Leaving out the pictures, retype all the material exactly.
• • • • • • •
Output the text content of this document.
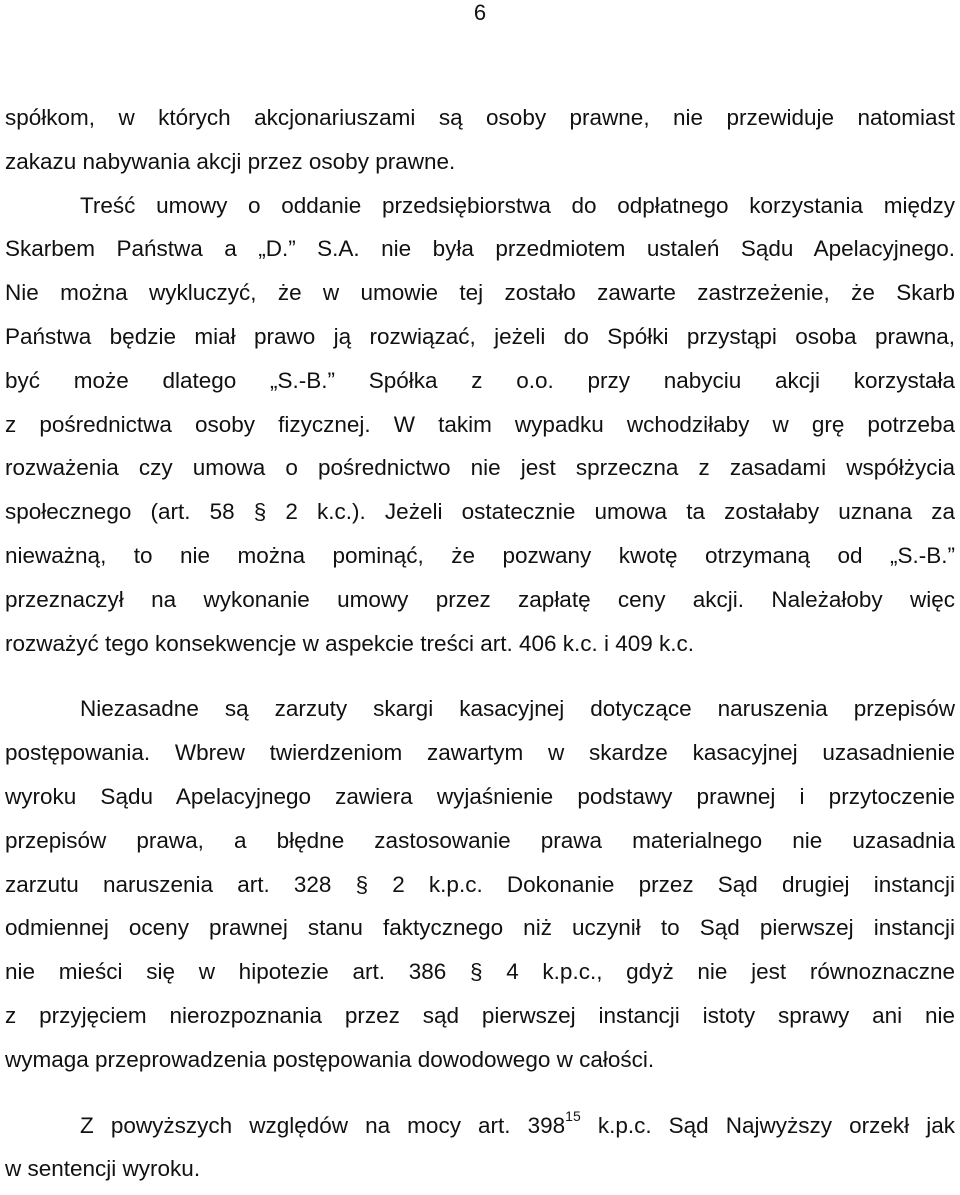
6
spółkom, w których akcjonariuszami są osoby prawne, nie przewiduje natomiast
zakazu nabywania akcji przez osoby prawne.
Treść umowy o oddanie przedsiębiorstwa do odpłatnego korzystania między
Skarbem Państwa a „D.” S.A. nie była przedmiotem ustaleń Sądu Apelacyjnego.
Nie można wykluczyć, że w umowie tej zostało zawarte zastrzeżenie, że Skarb
Państwa będzie miał prawo ją rozwiązać, jeżeli do Spółki przystąpi osoba prawna,
być może dlatego „S.-B.” Spółka z o.o. przy nabyciu akcji korzystała
z pośrednictwa osoby fizycznej. W takim wypadku wchodziłaby w grę potrzeba
rozważenia czy umowa o pośrednictwo nie jest sprzeczna z zasadami współżycia
społecznego (art. 58 § 2 k.c.). Jeżeli ostatecznie umowa ta zostałaby uznana za
nieważną, to nie można pominąć, że pozwany kwotę otrzymaną od „S.-B.”
przeznaczył na wykonanie umowy przez zapłatę ceny akcji. Należałoby więc
rozważyć tego konsekwencje w aspekcie treści art. 406 k.c. i 409 k.c.
Niezasadne są zarzuty skargi kasacyjnej dotyczące naruszenia przepisów
postępowania. Wbrew twierdzeniom zawartym w skardze kasacyjnej uzasadnienie
wyroku Sądu Apelacyjnego zawiera wyjaśnienie podstawy prawnej i przytoczenie
przepisów prawa, a błędne zastosowanie prawa materialnego nie uzasadnia
zarzutu naruszenia art. 328 § 2 k.p.c. Dokonanie przez Sąd drugiej instancji
odmiennej oceny prawnej stanu faktycznego niż uczynił to Sąd pierwszej instancji
nie mieści się w hipotezie art. 386 § 4 k.p.c., gdyż nie jest równoznaczne
z przyjęciem nierozpoznania przez sąd pierwszej instancji istoty sprawy ani nie
wymaga przeprowadzenia postępowania dowodowego w całości.
Z powyższych względów na mocy art. $398^{15}$ k.p.c. Sąd Najwyższy orzekł jak
w sentencji wyroku.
• • • • • • •
_Response:_
Output the text content of this document.
6
spółkom, w których akcjonariuszami są osoby prawne, nie przewiduje natomiast
zakazu nabywania akcji przez osoby prawne.
Treść umowy o oddanie przedsiębiorstwa do odpłatnego korzystania między
Skarbem Państwa a „D.” S.A. nie była przedmiotem ustaleń Sądu Apelacyjnego.
Nie można wykluczyć, że w umowie tej zostało zawarte zastrzeżenie, że Skarb
Państwa będzie miał prawo ją rozwiązać, jeżeli do Spółki przystąpi osoba prawna,
być może dlatego „S.-B.” Spółka z o.o. przy nabyciu akcji korzystała
z pośrednictwa osoby fizycznej. W takim wypadku wchodziłaby w grę potrzeba
rozważenia czy umowa o pośrednictwo nie jest sprzeczna z zasadami współżycia
społecznego (art. 58 § 2 k.c.). Jeżeli ostatecznie umowa ta zostałaby uznana za
nieważną, to nie można pominąć, że pozwany kwotę otrzymaną od „S.-B.”
przeznaczył na wykonanie umowy przez zapłatę ceny akcji. Należałoby więc
rozważyć tego konsekwencje w aspekcie treści art. 406 k.c. i 409 k.c.
Niezasadne są zarzuty skargi kasacyjnej dotyczące naruszenia przepisów
postępowania. Wbrew twierdzeniom zawartym w skardze kasacyjnej uzasadnienie
wyroku Sądu Apelacyjnego zawiera wyjaśnienie podstawy prawnej i przytoczenie
przepisów prawa, a błędne zastosowanie prawa materialnego nie uzasadnia
zarzutu naruszenia art. 328 § 2 k.p.c. Dokonanie przez Sąd drugiej instancji
odmiennej oceny prawnej stanu faktycznego niż uczynił to Sąd pierwszej instancji
nie mieści się w hipotezie art. 386 § 4 k.p.c., gdyż nie jest równoznaczne
z przyjęciem nierozpoznania przez sąd pierwszej instancji istoty sprawy ani nie
wymaga przeprowadzenia postępowania dowodowego w całości.
Z powyższych względów na mocy art. $398^{15}$ k.p.c. Sąd Najwyższy orzekł jak
w sentencji wyroku.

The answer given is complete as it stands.